[Set problem]: Every record below should be printed exactly as it appears.

(Items from a data source)
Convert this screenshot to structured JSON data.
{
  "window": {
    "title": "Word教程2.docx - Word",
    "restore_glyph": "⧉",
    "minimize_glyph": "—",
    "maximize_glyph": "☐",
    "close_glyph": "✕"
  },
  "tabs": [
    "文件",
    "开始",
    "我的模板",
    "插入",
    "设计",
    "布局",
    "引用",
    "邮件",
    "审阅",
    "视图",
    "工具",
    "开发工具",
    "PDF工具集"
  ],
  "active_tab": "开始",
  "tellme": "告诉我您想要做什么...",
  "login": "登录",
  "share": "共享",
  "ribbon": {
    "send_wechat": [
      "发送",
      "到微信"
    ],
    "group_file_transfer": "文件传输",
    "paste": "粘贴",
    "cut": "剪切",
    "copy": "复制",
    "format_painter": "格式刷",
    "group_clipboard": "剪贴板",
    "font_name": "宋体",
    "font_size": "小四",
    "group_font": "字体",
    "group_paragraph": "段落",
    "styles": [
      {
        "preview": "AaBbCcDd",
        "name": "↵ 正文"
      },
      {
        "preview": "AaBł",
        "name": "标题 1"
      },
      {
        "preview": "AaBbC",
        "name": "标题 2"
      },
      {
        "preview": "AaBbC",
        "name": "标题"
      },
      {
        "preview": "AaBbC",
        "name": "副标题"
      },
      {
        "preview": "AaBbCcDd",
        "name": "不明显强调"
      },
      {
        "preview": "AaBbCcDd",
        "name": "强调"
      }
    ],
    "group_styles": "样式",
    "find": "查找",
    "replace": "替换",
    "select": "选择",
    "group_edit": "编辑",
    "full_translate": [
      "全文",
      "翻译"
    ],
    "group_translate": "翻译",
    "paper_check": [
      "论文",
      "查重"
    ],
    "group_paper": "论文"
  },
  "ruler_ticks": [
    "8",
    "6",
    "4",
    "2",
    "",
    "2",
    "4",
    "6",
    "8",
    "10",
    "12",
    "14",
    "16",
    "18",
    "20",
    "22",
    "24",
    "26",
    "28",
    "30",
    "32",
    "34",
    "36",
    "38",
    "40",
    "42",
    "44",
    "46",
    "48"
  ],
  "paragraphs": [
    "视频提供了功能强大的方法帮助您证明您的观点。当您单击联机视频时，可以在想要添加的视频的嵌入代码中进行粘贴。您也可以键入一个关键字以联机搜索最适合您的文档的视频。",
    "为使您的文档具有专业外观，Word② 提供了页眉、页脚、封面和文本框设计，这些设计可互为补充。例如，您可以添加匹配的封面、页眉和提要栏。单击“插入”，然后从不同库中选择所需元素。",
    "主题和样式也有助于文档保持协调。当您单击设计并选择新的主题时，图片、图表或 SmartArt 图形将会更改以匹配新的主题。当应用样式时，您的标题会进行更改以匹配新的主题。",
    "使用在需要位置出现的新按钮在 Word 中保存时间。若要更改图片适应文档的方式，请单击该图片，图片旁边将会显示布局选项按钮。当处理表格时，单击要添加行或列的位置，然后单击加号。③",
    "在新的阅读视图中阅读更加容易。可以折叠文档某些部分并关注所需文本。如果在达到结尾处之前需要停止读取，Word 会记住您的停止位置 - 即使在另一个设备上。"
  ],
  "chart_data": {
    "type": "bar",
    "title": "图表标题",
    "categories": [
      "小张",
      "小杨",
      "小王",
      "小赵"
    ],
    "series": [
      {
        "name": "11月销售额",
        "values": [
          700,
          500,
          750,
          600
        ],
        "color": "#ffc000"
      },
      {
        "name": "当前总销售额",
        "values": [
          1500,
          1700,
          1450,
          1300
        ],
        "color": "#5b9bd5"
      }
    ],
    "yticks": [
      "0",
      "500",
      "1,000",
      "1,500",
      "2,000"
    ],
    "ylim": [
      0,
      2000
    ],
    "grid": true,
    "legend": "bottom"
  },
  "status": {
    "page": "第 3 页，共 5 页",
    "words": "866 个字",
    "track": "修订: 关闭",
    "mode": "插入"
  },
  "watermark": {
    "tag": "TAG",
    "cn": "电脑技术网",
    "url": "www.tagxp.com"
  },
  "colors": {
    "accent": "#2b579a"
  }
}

[Finished exercise]:
Convert this screenshot to structured JSON data.
{
  "window": {
    "title": "Word教程2.docx - Word",
    "restore_glyph": "⧉",
    "minimize_glyph": "—",
    "maximize_glyph": "☐",
    "close_glyph": "✕"
  },
  "tabs": [
    "文件",
    "开始",
    "我的模板",
    "插入",
    "设计",
    "布局",
    "引用",
    "邮件",
    "审阅",
    "视图",
    "工具",
    "开发工具",
    "PDF工具集"
  ],
  "active_tab": "开始",
  "tellme": "告诉我您想要做什么...",
  "login": "登录",
  "share": "共享",
  "ribbon": {
    "send_wechat": [
      "发送",
      "到微信"
    ],
    "group_file_transfer": "文件传输",
    "paste": "粘贴",
    "cut": "剪切",
    "copy": "复制",
    "format_painter": "格式刷",
    "group_clipboard": "剪贴板",
    "font_name": "宋体",
    "font_size": "小四",
    "group_font": "字体",
    "group_paragraph": "段落",
    "styles": [
      {
        "preview": "AaBbCcDd",
        "name": "↵ 正文"
      },
      {
        "preview": "AaBł",
        "name": "标题 1"
      },
      {
        "preview": "AaBbC",
        "name": "标题 2"
      },
      {
        "preview": "AaBbC",
        "name": "标题"
      },
      {
        "preview": "AaBbC",
        "name": "副标题"
      },
      {
        "preview": "AaBbCcDd",
        "name": "不明显强调"
      },
      {
        "preview": "AaBbCcDd",
        "name": "强调"
      }
    ],
    "group_styles": "样式",
    "find": "查找",
    "replace": "替换",
    "select": "选择",
    "group_edit": "编辑",
    "full_translate": [
      "全文",
      "翻译"
    ],
    "group_translate": "翻译",
    "paper_check": [
      "论文",
      "查重"
    ],
    "group_paper": "论文"
  },
  "ruler_ticks": [
    "8",
    "6",
    "4",
    "2",
    "",
    "2",
    "4",
    "6",
    "8",
    "10",
    "12",
    "14",
    "16",
    "18",
    "20",
    "22",
    "24",
    "26",
    "28",
    "30",
    "32",
    "34",
    "36",
    "38",
    "40",
    "42",
    "44",
    "46",
    "48"
  ],
  "paragraphs": [
    "视频提供了功能强大的方法帮助您证明您的观点。当您单击联机视频时，可以在想要添加的视频的嵌入代码中进行粘贴。您也可以键入一个关键字以联机搜索最适合您的文档的视频。",
    "为使您的文档具有专业外观，Word② 提供了页眉、页脚、封面和文本框设计，这些设计可互为补充。例如，您可以添加匹配的封面、页眉和提要栏。单击“插入”，然后从不同库中选择所需元素。",
    "主题和样式也有助于文档保持协调。当您单击设计并选择新的主题时，图片、图表或 SmartArt 图形将会更改以匹配新的主题。当应用样式时，您的标题会进行更改以匹配新的主题。",
    "使用在需要位置出现的新按钮在 Word 中保存时间。若要更改图片适应文档的方式，请单击该图片，图片旁边将会显示布局选项按钮。当处理表格时，单击要添加行或列的位置，然后单击加号。③",
    "在新的阅读视图中阅读更加容易。可以折叠文档某些部分并关注所需文本。如果在达到结尾处之前需要停止读取，Word 会记住您的停止位置 - 即使在另一个设备上。"
  ],
  "chart_data": {
    "type": "bar",
    "title": "图表标题",
    "categories": [
      "小张",
      "小杨",
      "小王",
      "小赵"
    ],
    "series": [
      {
        "name": "11月销售额",
        "values": [
          700,
          500,
          750,
          600
        ],
        "color": "#ffc000"
      },
      {
        "name": "当前总销售额",
        "values": [
          1500,
          1700,
          1450,
          1300
        ],
        "color": "#5b9bd5"
      }
    ],
    "yticks": [
      "0",
      "500",
      "1,000",
      "1,500",
      "2,000"
    ],
    "ylim": [
      0,
      2000
    ],
    "grid": true,
    "legend": "bottom"
  },
  "status": {
    "page": "第 3 页，共 5 页",
    "words": "866 个字",
    "track": "修订: 关闭",
    "mode": "插入"
  },
  "watermark": {
    "tag": "TAG",
    "cn": "电脑技术网",
    "url": "www.tagxp.com"
  },
  "colors": {
    "accent": "#2b579a"
  }
}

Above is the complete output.